**Written exercise:** Copy out the entries below, substituting "category-caption" for every "category-label" and leaving everything else untouched. Omit the pictures.
◆ ◆ ◆
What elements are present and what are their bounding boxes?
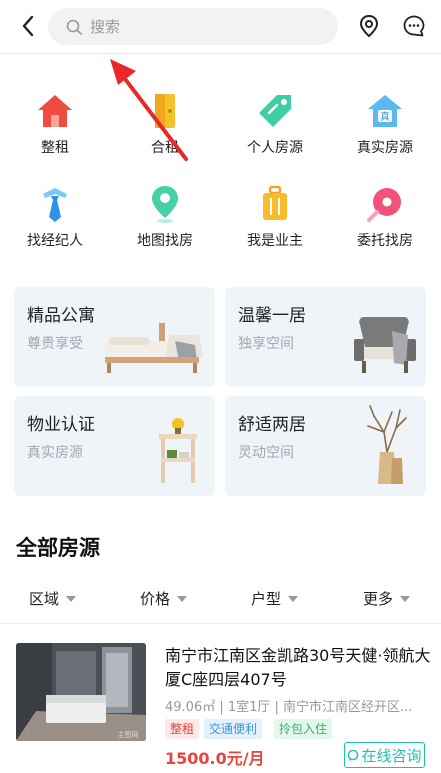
filter-label: 户型: [251, 590, 282, 608]
card-title: 舒适两居: [238, 415, 306, 435]
card-property-verified[interactable]: 物业认证 真实房源: [14, 396, 215, 496]
filter-area[interactable]: 区域: [29, 588, 77, 609]
tag-move-in-ready: 拎包入住: [274, 719, 333, 739]
location-pin-icon: [359, 14, 379, 38]
card-subtitle: 尊贵享受: [27, 336, 83, 352]
listing-title[interactable]: 南宁市江南区金凯路30号天健·领航大厦C座四层407号: [165, 644, 433, 692]
map-pin-icon: [145, 184, 185, 224]
chevron-left-icon: [22, 15, 34, 37]
category-i-am-owner[interactable]: 我是业主: [220, 184, 330, 250]
tag-convenient-transport: 交通便利: [204, 719, 263, 739]
category-label: 个人房源: [247, 140, 303, 156]
tag-icon: [255, 91, 295, 131]
listing-meta: 49.06㎡ | 1室1厅 | 南宁市江南区经开区...: [165, 700, 413, 715]
filter-label: 价格: [140, 590, 171, 608]
card-comfort-two-bedroom[interactable]: 舒适两居 灵动空间: [225, 396, 426, 496]
back-button[interactable]: [14, 12, 42, 40]
card-subtitle: 灵动空间: [238, 445, 294, 461]
search-input[interactable]: 搜索: [48, 8, 338, 45]
search-placeholder: 搜索: [90, 18, 121, 36]
svg-text:真: 真: [380, 110, 390, 123]
online-consult-button[interactable]: 在线咨询: [344, 742, 425, 768]
vase-branch-icon: [362, 402, 412, 490]
entrust-icon: [365, 184, 405, 224]
card-title: 温馨一居: [238, 306, 306, 326]
suitcase-icon: [255, 184, 295, 224]
caret-down-icon: [288, 595, 299, 602]
filter-label: 区域: [29, 590, 60, 608]
caret-down-icon: [66, 595, 77, 602]
card-subtitle: 独享空间: [238, 336, 294, 352]
message-button[interactable]: [400, 12, 428, 40]
category-find-agent[interactable]: 找经纪人: [0, 184, 110, 250]
verified-house-icon: 真: [365, 91, 405, 131]
category-verified-listing[interactable]: 真 真实房源: [330, 91, 440, 157]
filter-more[interactable]: 更多: [363, 588, 411, 609]
listing-thumbnail[interactable]: 主图网: [16, 643, 146, 741]
bed-icon: [99, 317, 209, 381]
category-label: 我是业主: [247, 233, 303, 249]
filter-layout[interactable]: 户型: [251, 588, 299, 609]
card-title: 精品公寓: [27, 306, 95, 326]
category-shared-rent[interactable]: 合租: [110, 91, 220, 157]
top-bar: 搜索: [0, 0, 441, 54]
card-subtitle: 真实房源: [27, 445, 83, 461]
category-map-search[interactable]: 地图找房: [110, 184, 220, 250]
category-label: 整租: [41, 140, 69, 156]
category-label: 地图找房: [137, 233, 193, 249]
filter-label: 更多: [363, 590, 394, 608]
category-entrust-search[interactable]: 委托找房: [330, 184, 440, 250]
side-table-icon: [153, 416, 203, 490]
card-premium-apartment[interactable]: 精品公寓 尊贵享受: [14, 287, 215, 387]
house-icon: [35, 91, 75, 131]
agent-tie-icon: [35, 184, 75, 224]
svg-text:主图网: 主图网: [118, 730, 139, 739]
category-label: 委托找房: [357, 233, 413, 249]
listing-price: 1500.0元/月: [165, 749, 265, 768]
category-label: 合租: [151, 140, 179, 156]
location-button[interactable]: [355, 12, 383, 40]
chat-bubble-icon: [403, 15, 425, 37]
category-label: 真实房源: [357, 140, 413, 156]
tag-whole-rent: 整租: [165, 719, 200, 739]
category-personal-listing[interactable]: 个人房源: [220, 91, 330, 157]
door-icon: [145, 91, 185, 131]
section-title: 全部房源: [16, 536, 100, 560]
caret-down-icon: [400, 595, 411, 602]
filter-price[interactable]: 价格: [140, 588, 188, 609]
card-cozy-one-bedroom[interactable]: 温馨一居 独享空间: [225, 287, 426, 387]
chat-icon: [348, 749, 359, 761]
caret-down-icon: [177, 595, 188, 602]
category-label: 找经纪人: [27, 233, 83, 249]
card-title: 物业认证: [27, 415, 95, 435]
search-icon: [66, 19, 82, 35]
divider: [0, 623, 441, 624]
armchair-icon: [348, 311, 420, 381]
category-whole-rent[interactable]: 整租: [0, 91, 110, 157]
consult-label: 在线咨询: [361, 746, 422, 765]
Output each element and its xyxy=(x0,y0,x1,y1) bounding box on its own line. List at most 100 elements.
◆ ◆ ◆
**Correct result:**
What elements are present and what are their bounding boxes?
filter-label: 户型: [251, 590, 282, 608]
card-title: 舒适两居: [238, 415, 306, 435]
card-property-verified[interactable]: 物业认证 真实房源: [14, 396, 215, 496]
filter-area[interactable]: 区域: [29, 588, 77, 609]
tag-move-in-ready: 拎包入住: [274, 719, 333, 739]
location-pin-icon: [359, 14, 379, 38]
card-subtitle: 尊贵享受: [27, 336, 83, 352]
listing-title[interactable]: 南宁市江南区金凯路30号天健·领航大厦C座四层407号: [165, 644, 433, 692]
map-pin-icon: [145, 184, 185, 224]
chevron-left-icon: [22, 15, 34, 37]
category-i-am-owner[interactable]: 我是业主: [220, 184, 330, 250]
tag-convenient-transport: 交通便利: [204, 719, 263, 739]
category-caption: 个人房源: [247, 140, 303, 156]
tag-icon: [255, 91, 295, 131]
listing-meta: 49.06㎡ | 1室1厅 | 南宁市江南区经开区...: [165, 700, 413, 715]
filter-label: 价格: [140, 590, 171, 608]
card-comfort-two-bedroom[interactable]: 舒适两居 灵动空间: [225, 396, 426, 496]
back-button[interactable]: [14, 12, 42, 40]
card-subtitle: 灵动空间: [238, 445, 294, 461]
search-input[interactable]: 搜索: [48, 8, 338, 45]
search-placeholder: 搜索: [90, 18, 121, 36]
svg-text:真: 真: [380, 110, 390, 123]
online-consult-button[interactable]: 在线咨询: [344, 742, 425, 768]
vase-branch-icon: [362, 402, 412, 490]
entrust-icon: [365, 184, 405, 224]
card-title: 温馨一居: [238, 306, 306, 326]
suitcase-icon: [255, 184, 295, 224]
caret-down-icon: [288, 595, 299, 602]
filter-label: 区域: [29, 590, 60, 608]
caret-down-icon: [66, 595, 77, 602]
card-subtitle: 独享空间: [238, 336, 294, 352]
message-button[interactable]: [400, 12, 428, 40]
category-find-agent[interactable]: 找经纪人: [0, 184, 110, 250]
verified-house-icon: 真: [365, 91, 405, 131]
category-verified-listing[interactable]: 真 真实房源: [330, 91, 440, 157]
filter-more[interactable]: 更多: [363, 588, 411, 609]
listing-thumbnail[interactable]: 主图网: [16, 643, 146, 741]
bed-icon: [99, 317, 209, 381]
category-caption: 我是业主: [247, 233, 303, 249]
filter-layout[interactable]: 户型: [251, 588, 299, 609]
card-title: 精品公寓: [27, 306, 95, 326]
category-shared-rent[interactable]: 合租: [110, 91, 220, 157]
top-bar: 搜索: [0, 0, 441, 54]
card-subtitle: 真实房源: [27, 445, 83, 461]
category-map-search[interactable]: 地图找房: [110, 184, 220, 250]
category-caption: 整租: [41, 140, 69, 156]
category-caption: 地图找房: [137, 233, 193, 249]
filter-label: 更多: [363, 590, 394, 608]
category-entrust-search[interactable]: 委托找房: [330, 184, 440, 250]
side-table-icon: [153, 416, 203, 490]
card-premium-apartment[interactable]: 精品公寓 尊贵享受: [14, 287, 215, 387]
house-icon: [35, 91, 75, 131]
agent-tie-icon: [35, 184, 75, 224]
svg-text:主图网: 主图网: [118, 730, 139, 739]
category-caption: 委托找房: [357, 233, 413, 249]
listing-price: 1500.0元/月: [165, 749, 265, 768]
category-caption: 合租: [151, 140, 179, 156]
location-button[interactable]: [355, 12, 383, 40]
chat-bubble-icon: [403, 15, 425, 37]
category-caption: 真实房源: [357, 140, 413, 156]
tag-whole-rent: 整租: [165, 719, 200, 739]
category-personal-listing[interactable]: 个人房源: [220, 91, 330, 157]
door-icon: [145, 91, 185, 131]
section-title: 全部房源: [16, 536, 100, 560]
caret-down-icon: [400, 595, 411, 602]
filter-price[interactable]: 价格: [140, 588, 188, 609]
card-cozy-one-bedroom[interactable]: 温馨一居 独享空间: [225, 287, 426, 387]
chat-icon: [348, 749, 359, 761]
caret-down-icon: [177, 595, 188, 602]
category-caption: 找经纪人: [27, 233, 83, 249]
card-title: 物业认证: [27, 415, 95, 435]
search-icon: [66, 19, 82, 35]
divider: [0, 623, 441, 624]
armchair-icon: [348, 311, 420, 381]
category-whole-rent[interactable]: 整租: [0, 91, 110, 157]
consult-label: 在线咨询: [361, 746, 422, 765]
Output each element and its xyxy=(x0,y0,x1,y1) bounding box on its own line. List at most 100 elements.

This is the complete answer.